## start Excerpted text

Database Glossary

Database Glossary

·

11 min read

Databases involve a variety of important terms and concepts that are crucial for understanding how data is stored, managed, and accessed

Basic Concepts

  1. Database:

    • An organized collection of data, generally stored and accessed electronically from a computer system.
  2. DBMS(Database Management System):

    • Software that interacts with end users, applications, and the database itself to capture and analyze data. Examples include MySQL, PostgreSQL, Oracle, and MongoDB.
  3. Schema:

    • The structure of a database, defined in a formal language supported by the DBMS. It includes the tables, fields, relationships, views, indexes, and other elements

Data Models

  1. Relational Models

    • Organizes data into tables(relations) with rows and columns. Each table represents an entity, and each row represents a record.

    • SQL(Structured Query Language) is used to interact with relational databases

  2. NoSQL

    • A broad class of database systems that are not relational. NoSQL databases can be document-based, key-value stores, wide-column stores, or graph databases

    • Examples: MongoDB(document), Redis (key-value), Cassandra(wide-column), Neo4j (graph)

Key Concepts

  1. Table:

    • A collection of related data entries in a relational database, consisting of rows and columns
  2. Row(Tuple):

    • A single record in a table, representing a single data item.

## end Excerpted text

### Work to be completed
Extend the database glossary beyond its final entry, Row(Tuple), adding further terms in the same format.

## start Data lines

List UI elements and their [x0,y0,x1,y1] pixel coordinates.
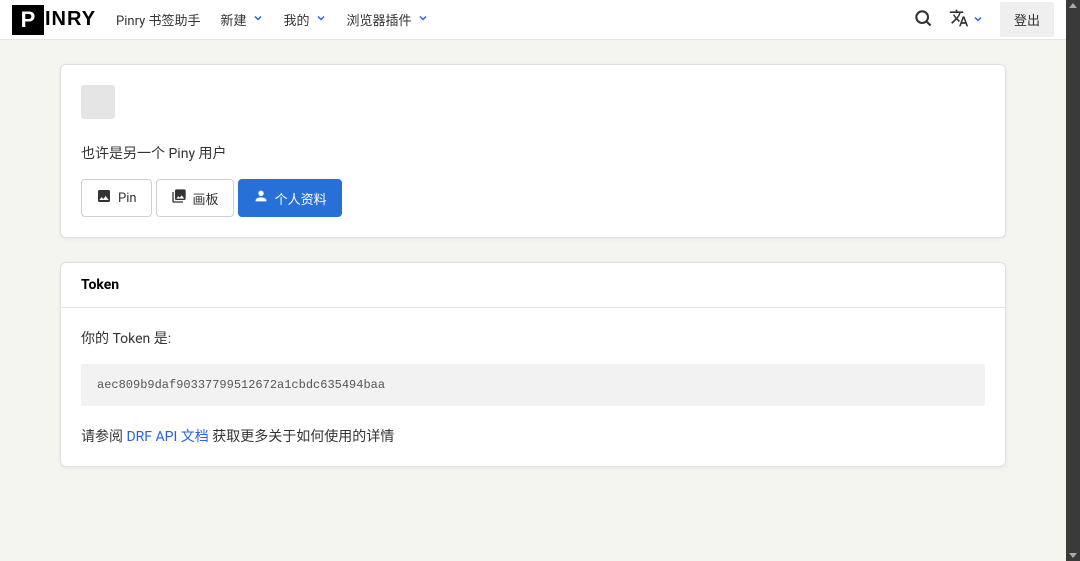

## end Data lines

### Exercise answer
  3. Column (Attribute):

    • A single field in a table, representing a data attribute
  4. Primary Key:

    • A unique identifier for a row in a table, ensuring that each record can be uniquely identified
  5. Foreign Key:

    • An attribute in a table that creates a link between two tables. It corresponds to the primary key in another table
  6. Index:

    • A database object that improves the speed of data retrieval operations on a table. It is created on one or more columns of a table

Transactions and Concurrency

  1. Transaction:

    • A unit of work that is performed against a database. It is often a sequence of operations performed as a single logical unit of work

    • ACID Properties

      • Atomicity: Ensures that all operations within a transaction are completed; if not the transaction is aborted

      • Consistency: Ensures that the database remains in a consistent state before and after the transaction

      • Isolation: Ensures that transactions are securely and independently processed at the same time without interface

      • Durability: Ensures that the results of a completed transacition are permanently stored in the database.

  2. Locking:

    • Mechanism to control concurrent access to data in a database. Locks can be applied to rows, pages or tables to ensure data integrity
  3. Dead Lock:

    • A situation where two or more transactions are waiting for each other to release locks, resulting in a standstill for long time

Database Design

  1. Normalization:

    • The process of organizing the fields and tables of a relational database to minimize redundancy and dependecy. Normal forms(1NF, 2NF, 3NF, etc..)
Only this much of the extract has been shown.